# start of SOURCE DATA
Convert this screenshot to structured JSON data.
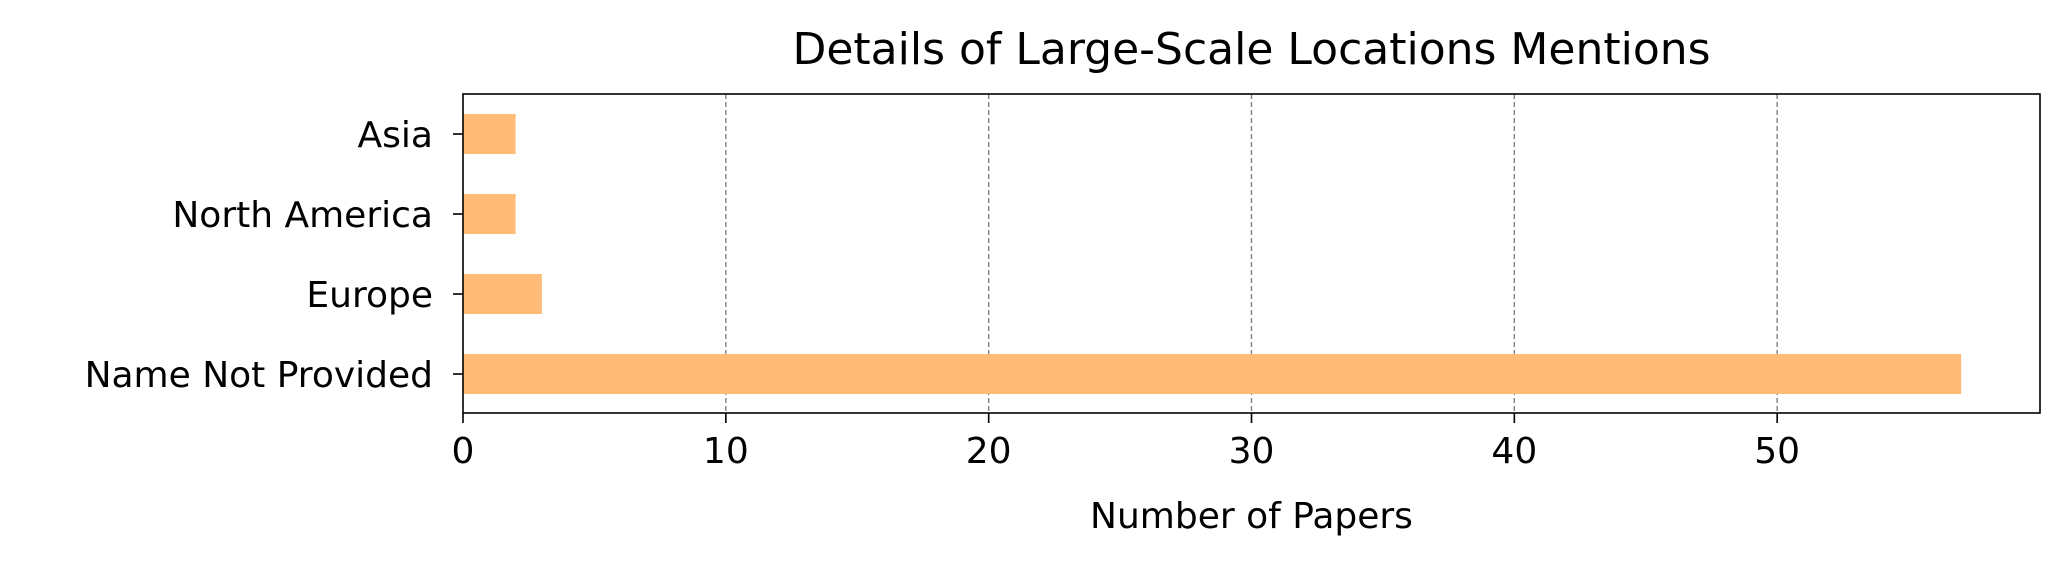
{
  "chart_data": {
    "type": "bar",
    "orientation": "horizontal",
    "title": "Details of Large-Scale Locations Mentions",
    "xlabel": "Number of Papers",
    "ylabel": "",
    "categories": [
      "Asia",
      "North America",
      "Europe",
      "Name Not Provided"
    ],
    "values": [
      2,
      2,
      3,
      57
    ],
    "xlim": [
      0,
      60
    ],
    "xticks": [
      0,
      10,
      20,
      30,
      40,
      50
    ],
    "grid": "x-dashed",
    "legend": "none",
    "bar_color": "#ffbb78",
    "grid_color": "#808080",
    "axis_color": "#000000"
  }
}
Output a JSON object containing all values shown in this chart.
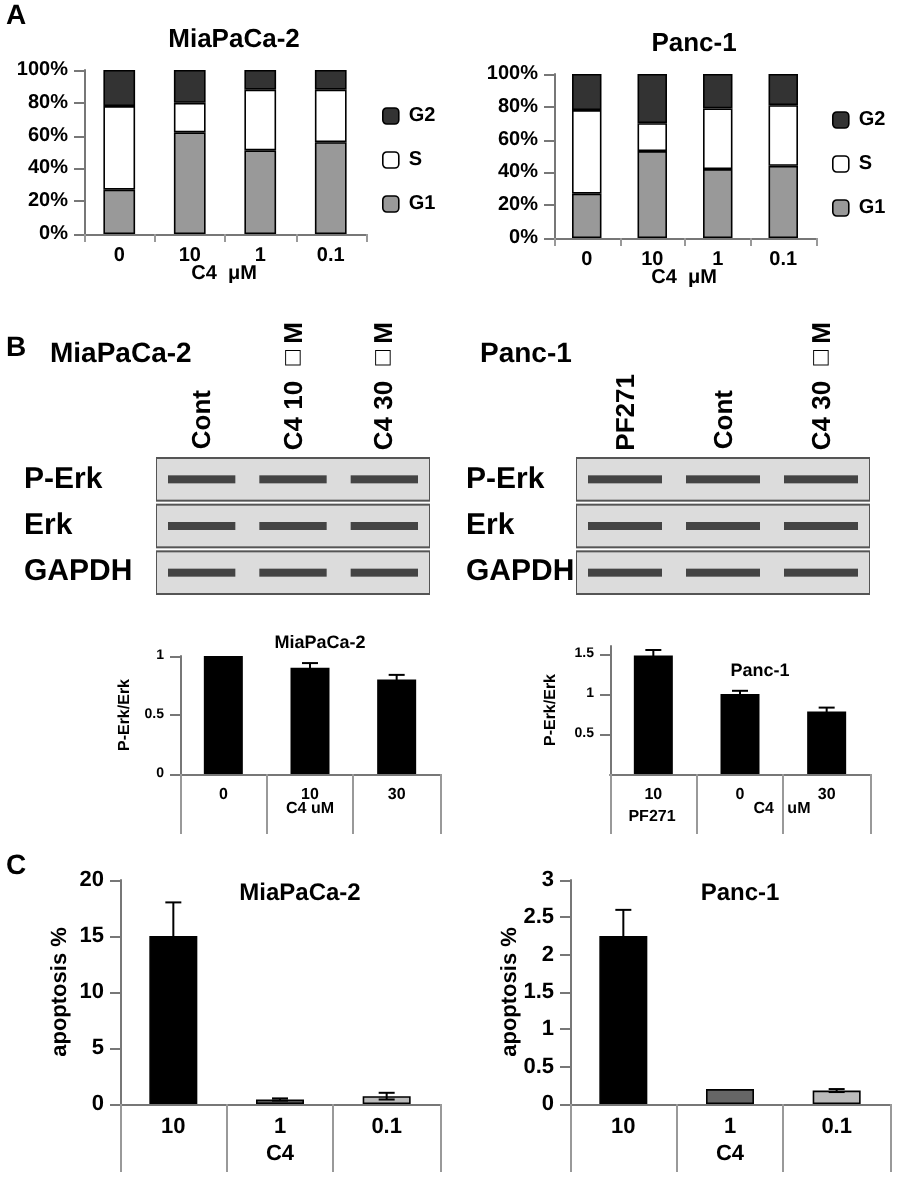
# end of SOURCE DATA
=== REQUIREMENT ===
The material above must be printed exactly, with its pictures left out.

=== OUTPUT ===
Convert this screenshot to structured JSON data.
{
  "chart_data": {
    "type": "bar",
    "orientation": "horizontal",
    "title": "Details of Large-Scale Locations Mentions",
    "xlabel": "Number of Papers",
    "ylabel": "",
    "categories": [
      "Asia",
      "North America",
      "Europe",
      "Name Not Provided"
    ],
    "values": [
      2,
      2,
      3,
      57
    ],
    "xlim": [
      0,
      60
    ],
    "xticks": [
      0,
      10,
      20,
      30,
      40,
      50
    ],
    "grid": "x-dashed",
    "legend": "none",
    "bar_color": "#ffbb78",
    "grid_color": "#808080",
    "axis_color": "#000000"
  }
}
Output a JSON object containing all values shown in this chart.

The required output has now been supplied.